Do this:
Output the records. Match them exactly.

Supplied records:
## BEGIN

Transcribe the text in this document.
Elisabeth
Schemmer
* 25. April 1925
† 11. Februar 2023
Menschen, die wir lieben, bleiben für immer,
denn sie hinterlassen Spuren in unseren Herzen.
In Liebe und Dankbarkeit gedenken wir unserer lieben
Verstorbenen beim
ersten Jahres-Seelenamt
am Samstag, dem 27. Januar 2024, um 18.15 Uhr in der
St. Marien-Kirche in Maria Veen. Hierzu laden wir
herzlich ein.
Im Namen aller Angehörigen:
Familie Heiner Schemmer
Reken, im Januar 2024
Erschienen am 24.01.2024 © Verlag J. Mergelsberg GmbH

## END

Answer to the problem:
Transcribe the text in this document.
Elisabeth
Schemmer
* 25. April 1925
† 11. Februar 2023
Menschen, die wir lieben, bleiben für immer,
denn sie hinterlassen Spuren in unseren Herzen.
In Liebe und Dankbarkeit gedenken wir unserer lieben
Verstorbenen beim
ersten Jahres-Seelenamt
am Samstag, dem 27. Januar 2024, um 18.15 Uhr in der
St. Marien-Kirche in Maria Veen. Hierzu laden wir
herzlich ein.
Im Namen aller Angehörigen:
Familie Heiner Schemmer
Reken, im Januar 2024
Erschienen am 24.01.2024 © Verlag J. Mergelsberg GmbH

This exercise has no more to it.